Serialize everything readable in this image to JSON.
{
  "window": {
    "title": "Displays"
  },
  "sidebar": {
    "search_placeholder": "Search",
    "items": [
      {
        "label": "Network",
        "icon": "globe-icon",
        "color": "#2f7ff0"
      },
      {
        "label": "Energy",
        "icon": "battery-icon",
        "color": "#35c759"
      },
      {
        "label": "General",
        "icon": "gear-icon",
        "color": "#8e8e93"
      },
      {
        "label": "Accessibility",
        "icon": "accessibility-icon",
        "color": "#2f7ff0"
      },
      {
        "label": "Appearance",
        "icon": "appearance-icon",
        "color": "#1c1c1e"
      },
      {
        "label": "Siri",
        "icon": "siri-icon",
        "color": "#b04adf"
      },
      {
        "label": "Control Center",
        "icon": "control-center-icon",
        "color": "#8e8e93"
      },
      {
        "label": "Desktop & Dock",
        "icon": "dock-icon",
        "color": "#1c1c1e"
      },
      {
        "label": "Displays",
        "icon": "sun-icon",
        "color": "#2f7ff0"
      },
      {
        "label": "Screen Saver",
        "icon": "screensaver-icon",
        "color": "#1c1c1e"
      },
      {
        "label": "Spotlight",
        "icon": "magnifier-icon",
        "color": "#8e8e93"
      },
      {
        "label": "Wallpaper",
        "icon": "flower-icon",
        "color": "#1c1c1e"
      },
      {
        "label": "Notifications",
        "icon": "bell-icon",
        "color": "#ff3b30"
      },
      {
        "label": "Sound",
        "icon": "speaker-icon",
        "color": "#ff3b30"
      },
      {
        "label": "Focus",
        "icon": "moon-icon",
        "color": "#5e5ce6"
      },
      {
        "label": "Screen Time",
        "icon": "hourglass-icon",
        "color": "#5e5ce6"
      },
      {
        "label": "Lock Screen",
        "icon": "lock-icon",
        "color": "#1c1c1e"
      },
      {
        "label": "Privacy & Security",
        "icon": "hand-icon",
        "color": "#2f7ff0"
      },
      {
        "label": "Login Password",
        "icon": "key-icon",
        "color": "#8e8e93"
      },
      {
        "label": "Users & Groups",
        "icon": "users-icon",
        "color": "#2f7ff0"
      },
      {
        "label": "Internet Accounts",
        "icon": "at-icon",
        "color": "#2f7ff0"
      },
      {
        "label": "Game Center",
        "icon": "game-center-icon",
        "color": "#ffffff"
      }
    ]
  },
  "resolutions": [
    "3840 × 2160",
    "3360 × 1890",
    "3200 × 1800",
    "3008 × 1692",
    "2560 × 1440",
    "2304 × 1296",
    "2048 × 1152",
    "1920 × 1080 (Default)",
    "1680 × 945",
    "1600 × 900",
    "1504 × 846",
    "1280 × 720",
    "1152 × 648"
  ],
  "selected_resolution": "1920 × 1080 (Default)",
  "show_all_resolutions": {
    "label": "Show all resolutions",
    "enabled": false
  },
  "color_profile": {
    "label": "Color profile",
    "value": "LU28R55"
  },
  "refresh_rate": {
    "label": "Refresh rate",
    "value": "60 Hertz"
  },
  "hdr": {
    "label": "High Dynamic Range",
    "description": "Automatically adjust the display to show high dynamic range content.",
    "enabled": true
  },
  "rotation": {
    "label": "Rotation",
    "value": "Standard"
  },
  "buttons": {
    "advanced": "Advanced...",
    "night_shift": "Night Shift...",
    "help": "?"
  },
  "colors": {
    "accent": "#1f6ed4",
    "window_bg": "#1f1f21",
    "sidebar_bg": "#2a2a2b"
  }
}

———

Write out all records exactly, keeping every detail.

• **SOLUTION**
Serialize everything readable in this image to JSON.
{
  "window": {
    "title": "Displays"
  },
  "sidebar": {
    "search_placeholder": "Search",
    "items": [
      {
        "label": "Network",
        "icon": "globe-icon",
        "color": "#2f7ff0"
      },
      {
        "label": "Energy",
        "icon": "battery-icon",
        "color": "#35c759"
      },
      {
        "label": "General",
        "icon": "gear-icon",
        "color": "#8e8e93"
      },
      {
        "label": "Accessibility",
        "icon": "accessibility-icon",
        "color": "#2f7ff0"
      },
      {
        "label": "Appearance",
        "icon": "appearance-icon",
        "color": "#1c1c1e"
      },
      {
        "label": "Siri",
        "icon": "siri-icon",
        "color": "#b04adf"
      },
      {
        "label": "Control Center",
        "icon": "control-center-icon",
        "color": "#8e8e93"
      },
      {
        "label": "Desktop & Dock",
        "icon": "dock-icon",
        "color": "#1c1c1e"
      },
      {
        "label": "Displays",
        "icon": "sun-icon",
        "color": "#2f7ff0"
      },
      {
        "label": "Screen Saver",
        "icon": "screensaver-icon",
        "color": "#1c1c1e"
      },
      {
        "label": "Spotlight",
        "icon": "magnifier-icon",
        "color": "#8e8e93"
      },
      {
        "label": "Wallpaper",
        "icon": "flower-icon",
        "color": "#1c1c1e"
      },
      {
        "label": "Notifications",
        "icon": "bell-icon",
        "color": "#ff3b30"
      },
      {
        "label": "Sound",
        "icon": "speaker-icon",
        "color": "#ff3b30"
      },
      {
        "label": "Focus",
        "icon": "moon-icon",
        "color": "#5e5ce6"
      },
      {
        "label": "Screen Time",
        "icon": "hourglass-icon",
        "color": "#5e5ce6"
      },
      {
        "label": "Lock Screen",
        "icon": "lock-icon",
        "color": "#1c1c1e"
      },
      {
        "label": "Privacy & Security",
        "icon": "hand-icon",
        "color": "#2f7ff0"
      },
      {
        "label": "Login Password",
        "icon": "key-icon",
        "color": "#8e8e93"
      },
      {
        "label": "Users & Groups",
        "icon": "users-icon",
        "color": "#2f7ff0"
      },
      {
        "label": "Internet Accounts",
        "icon": "at-icon",
        "color": "#2f7ff0"
      },
      {
        "label": "Game Center",
        "icon": "game-center-icon",
        "color": "#ffffff"
      }
    ]
  },
  "resolutions": [
    "3840 × 2160",
    "3360 × 1890",
    "3200 × 1800",
    "3008 × 1692",
    "2560 × 1440",
    "2304 × 1296",
    "2048 × 1152",
    "1920 × 1080 (Default)",
    "1680 × 945",
    "1600 × 900",
    "1504 × 846",
    "1280 × 720",
    "1152 × 648"
  ],
  "selected_resolution": "1920 × 1080 (Default)",
  "show_all_resolutions": {
    "label": "Show all resolutions",
    "enabled": false
  },
  "color_profile": {
    "label": "Color profile",
    "value": "LU28R55"
  },
  "refresh_rate": {
    "label": "Refresh rate",
    "value": "60 Hertz"
  },
  "hdr": {
    "label": "High Dynamic Range",
    "description": "Automatically adjust the display to show high dynamic range content.",
    "enabled": true
  },
  "rotation": {
    "label": "Rotation",
    "value": "Standard"
  },
  "buttons": {
    "advanced": "Advanced...",
    "night_shift": "Night Shift...",
    "help": "?"
  },
  "colors": {
    "accent": "#1f6ed4",
    "window_bg": "#1f1f21",
    "sidebar_bg": "#2a2a2b"
  }
}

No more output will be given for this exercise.